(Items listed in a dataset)
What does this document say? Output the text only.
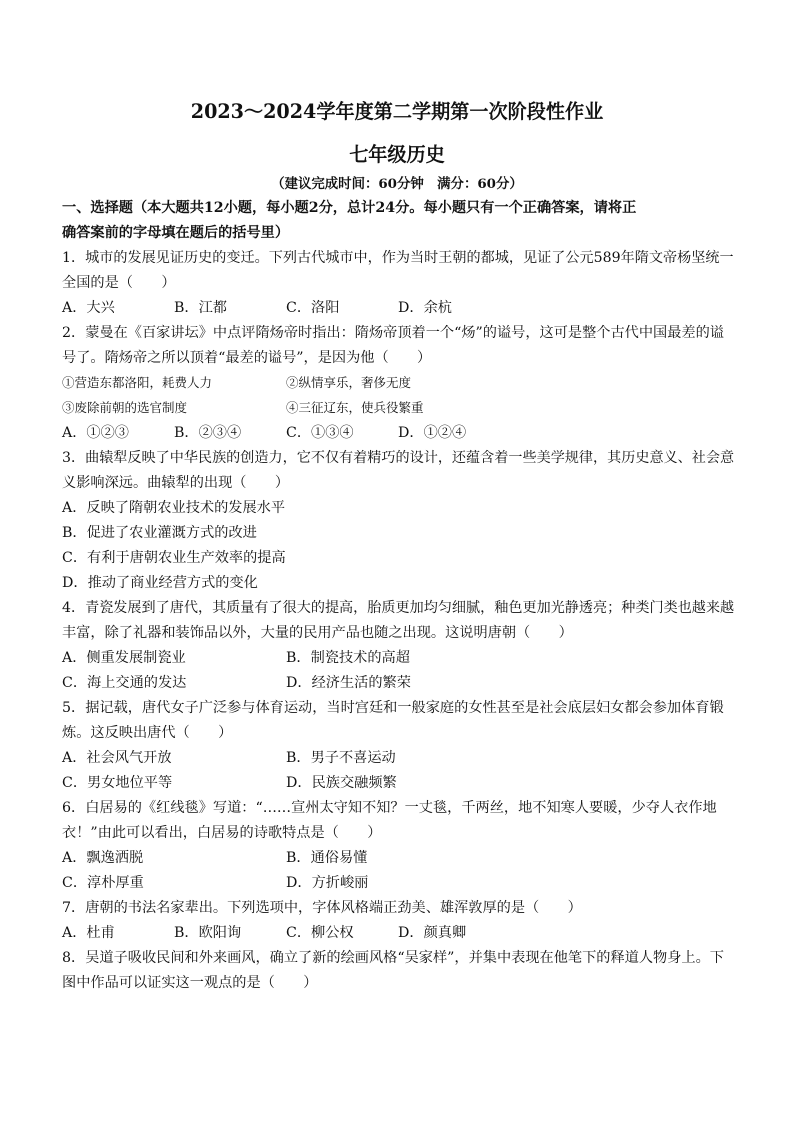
2023～2024学年度第二学期第一次阶段性作业
七年级历史
（建议完成时间：60分钟　满分：60分）
一、选择题（本大题共12小题，每小题2分，总计24分。每小题只有一个正确答案，请将正
确答案前的字母填在题后的括号里）
1．城市的发展见证历史的变迁。下列古代城市中，作为当时王朝的都城，见证了公元589年隋文帝杨坚统一
全国的是（　　）
A．大兴	B．江都	C．洛阳	D．余杭
2．蒙曼在《百家讲坛》中点评隋炀帝时指出：隋炀帝顶着一个“炀”的谥号，这可是整个古代中国最差的谥
号了。隋炀帝之所以顶着“最差的谥号”，是因为他（　　）
①营造东都洛阳，耗费人力	②纵情享乐，奢侈无度
③废除前朝的选官制度	④三征辽东，使兵役繁重
A．①②③	B．②③④	C．①③④	D．①②④
3．曲辕犁反映了中华民族的创造力，它不仅有着精巧的设计，还蕴含着一些美学规律，其历史意义、社会意
义影响深远。曲辕犁的出现（　　）
A．反映了隋朝农业技术的发展水平
B．促进了农业灌溉方式的改进
C．有利于唐朝农业生产效率的提高
D．推动了商业经营方式的变化
4．青瓷发展到了唐代，其质量有了很大的提高，胎质更加均匀细腻，釉色更加光静透亮；种类门类也越来越
丰富，除了礼器和装饰品以外，大量的民用产品也随之出现。这说明唐朝（　　）
A．侧重发展制瓷业	B．制瓷技术的高超
C．海上交通的发达	D．经济生活的繁荣
5．据记载，唐代女子广泛参与体育运动，当时宫廷和一般家庭的女性甚至是社会底层妇女都会参加体育锻
炼。这反映出唐代（　　）
A．社会风气开放	B．男子不喜运动
C．男女地位平等	D．民族交融频繁
6．白居易的《红线毯》写道：“……宣州太守知不知？一丈毯，千两丝，地不知寒人要暖，少夺人衣作地
衣！”由此可以看出，白居易的诗歌特点是（　　）
A．飘逸洒脱	B．通俗易懂
C．淳朴厚重	D．方折峻丽
7．唐朝的书法名家辈出。下列选项中，字体风格端正劲美、雄浑敦厚的是（　　）
A．杜甫	B．欧阳询	C．柳公权	D．颜真卿
8．吴道子吸收民间和外来画风，确立了新的绘画风格“吴家样”，并集中表现在他笔下的释道人物身上。下
图中作品可以证实这一观点的是（　　）
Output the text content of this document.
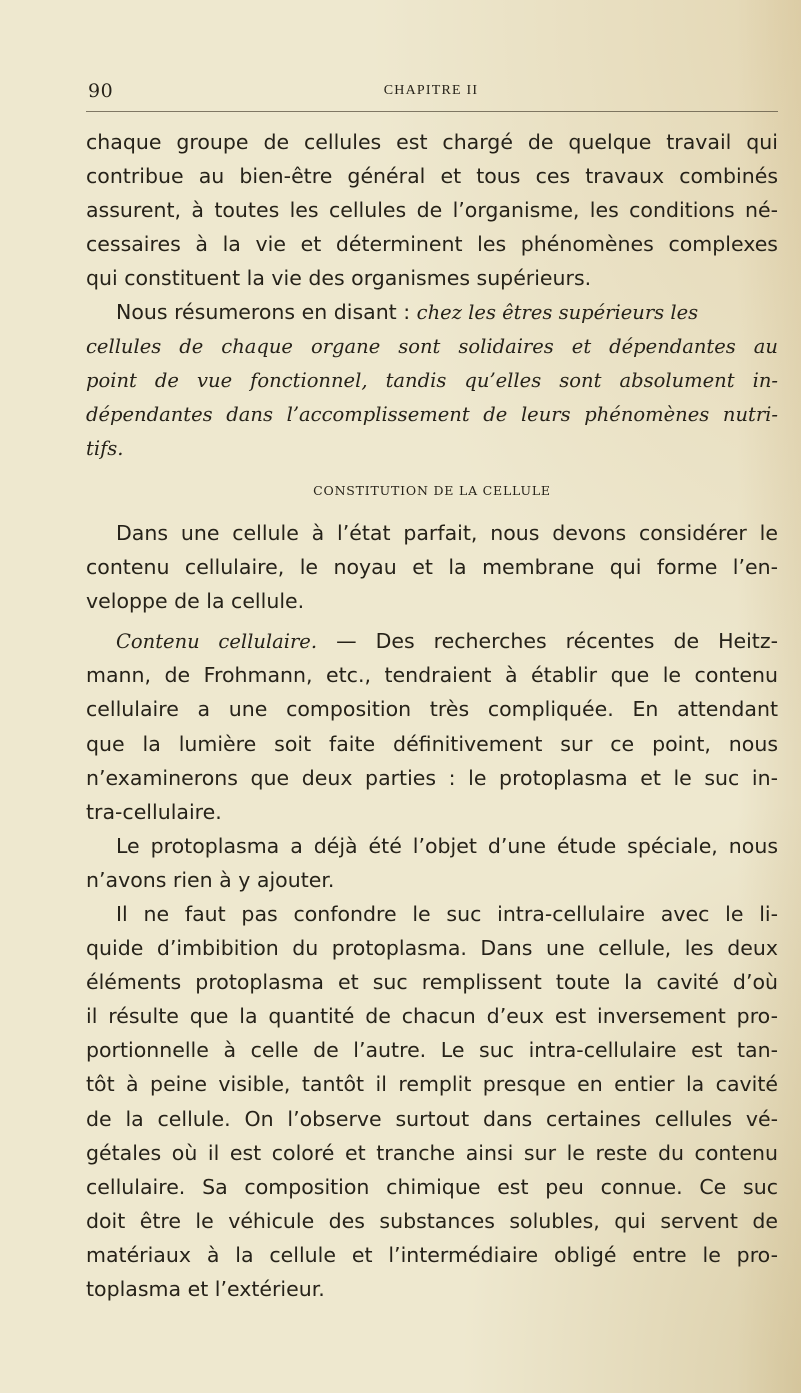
90	CHAPITRE II
chaque groupe de cellules est chargé de quelque travail qui
contribue au bien-être général et tous ces travaux combinés
assurent, à toutes les cellules de l’organisme, les conditions né-
cessaires à la vie et déterminent les phénomènes complexes
qui constituent la vie des organismes supérieurs.
Nous résumerons en disant : chez les êtres supérieurs les
cellules de chaque organe sont solidaires et dépendantes au
point de vue fonctionnel, tandis qu’elles sont absolument in-
dépendantes dans l’accomplissement de leurs phénomènes nutri-
tifs.
CONSTITUTION DE LA CELLULE
Dans une cellule à l’état parfait, nous devons considérer le
contenu cellulaire, le noyau et la membrane qui forme l’en-
veloppe de la cellule.
Contenu cellulaire. — Des recherches récentes de Heitz-
mann, de Frohmann, etc., tendraient à établir que le contenu
cellulaire a une composition très compliquée. En attendant
que la lumière soit faite définitivement sur ce point, nous
n’examinerons que deux parties : le protoplasma et le suc in-
tra-cellulaire.
Le protoplasma a déjà été l’objet d’une étude spéciale, nous
n’avons rien à y ajouter.
Il ne faut pas confondre le suc intra-cellulaire avec le li-
quide d’imbibition du protoplasma. Dans une cellule, les deux
éléments protoplasma et suc remplissent toute la cavité d’où
il résulte que la quantité de chacun d’eux est inversement pro-
portionnelle à celle de l’autre. Le suc intra-cellulaire est tan-
tôt à peine visible, tantôt il remplit presque en entier la cavité
de la cellule. On l’observe surtout dans certaines cellules vé-
gétales où il est coloré et tranche ainsi sur le reste du contenu
cellulaire. Sa composition chimique est peu connue. Ce suc
doit être le véhicule des substances solubles, qui servent de
matériaux à la cellule et l’intermédiaire obligé entre le pro-
toplasma et l’extérieur.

* DIRECTION: Transcribe the records above exactly, leaving out every picture.

* OUTPUT BELOW:
What does this document say? Output the text only.
2023～2024学年度第二学期第一次阶段性作业
七年级历史
（建议完成时间：60分钟　满分：60分）
一、选择题（本大题共12小题，每小题2分，总计24分。每小题只有一个正确答案，请将正
确答案前的字母填在题后的括号里）
1．城市的发展见证历史的变迁。下列古代城市中，作为当时王朝的都城，见证了公元589年隋文帝杨坚统一
全国的是（　　）
A．大兴	B．江都	C．洛阳	D．余杭
2．蒙曼在《百家讲坛》中点评隋炀帝时指出：隋炀帝顶着一个“炀”的谥号，这可是整个古代中国最差的谥
号了。隋炀帝之所以顶着“最差的谥号”，是因为他（　　）
①营造东都洛阳，耗费人力	②纵情享乐，奢侈无度
③废除前朝的选官制度	④三征辽东，使兵役繁重
A．①②③	B．②③④	C．①③④	D．①②④
3．曲辕犁反映了中华民族的创造力，它不仅有着精巧的设计，还蕴含着一些美学规律，其历史意义、社会意
义影响深远。曲辕犁的出现（　　）
A．反映了隋朝农业技术的发展水平
B．促进了农业灌溉方式的改进
C．有利于唐朝农业生产效率的提高
D．推动了商业经营方式的变化
4．青瓷发展到了唐代，其质量有了很大的提高，胎质更加均匀细腻，釉色更加光静透亮；种类门类也越来越
丰富，除了礼器和装饰品以外，大量的民用产品也随之出现。这说明唐朝（　　）
A．侧重发展制瓷业	B．制瓷技术的高超
C．海上交通的发达	D．经济生活的繁荣
5．据记载，唐代女子广泛参与体育运动，当时宫廷和一般家庭的女性甚至是社会底层妇女都会参加体育锻
炼。这反映出唐代（　　）
A．社会风气开放	B．男子不喜运动
C．男女地位平等	D．民族交融频繁
6．白居易的《红线毯》写道：“……宣州太守知不知？一丈毯，千两丝，地不知寒人要暖，少夺人衣作地
衣！”由此可以看出，白居易的诗歌特点是（　　）
A．飘逸洒脱	B．通俗易懂
C．淳朴厚重	D．方折峻丽
7．唐朝的书法名家辈出。下列选项中，字体风格端正劲美、雄浑敦厚的是（　　）
A．杜甫	B．欧阳询	C．柳公权	D．颜真卿
8．吴道子吸收民间和外来画风，确立了新的绘画风格“吴家样”，并集中表现在他笔下的释道人物身上。下
图中作品可以证实这一观点的是（　　）
Output the text content of this document.
90	CHAPITRE II
chaque groupe de cellules est chargé de quelque travail qui
contribue au bien-être général et tous ces travaux combinés
assurent, à toutes les cellules de l’organisme, les conditions né-
cessaires à la vie et déterminent les phénomènes complexes
qui constituent la vie des organismes supérieurs.
Nous résumerons en disant : chez les êtres supérieurs les
cellules de chaque organe sont solidaires et dépendantes au
point de vue fonctionnel, tandis qu’elles sont absolument in-
dépendantes dans l’accomplissement de leurs phénomènes nutri-
tifs.
CONSTITUTION DE LA CELLULE
Dans une cellule à l’état parfait, nous devons considérer le
contenu cellulaire, le noyau et la membrane qui forme l’en-
veloppe de la cellule.
Contenu cellulaire. — Des recherches récentes de Heitz-
mann, de Frohmann, etc., tendraient à établir que le contenu
cellulaire a une composition très compliquée. En attendant
que la lumière soit faite définitivement sur ce point, nous
n’examinerons que deux parties : le protoplasma et le suc in-
tra-cellulaire.
Le protoplasma a déjà été l’objet d’une étude spéciale, nous
n’avons rien à y ajouter.
Il ne faut pas confondre le suc intra-cellulaire avec le li-
quide d’imbibition du protoplasma. Dans une cellule, les deux
éléments protoplasma et suc remplissent toute la cavité d’où
il résulte que la quantité de chacun d’eux est inversement pro-
portionnelle à celle de l’autre. Le suc intra-cellulaire est tan-
tôt à peine visible, tantôt il remplit presque en entier la cavité
de la cellule. On l’observe surtout dans certaines cellules vé-
gétales où il est coloré et tranche ainsi sur le reste du contenu
cellulaire. Sa composition chimique est peu connue. Ce suc
doit être le véhicule des substances solubles, qui servent de
matériaux à la cellule et l’intermédiaire obligé entre le pro-
toplasma et l’extérieur.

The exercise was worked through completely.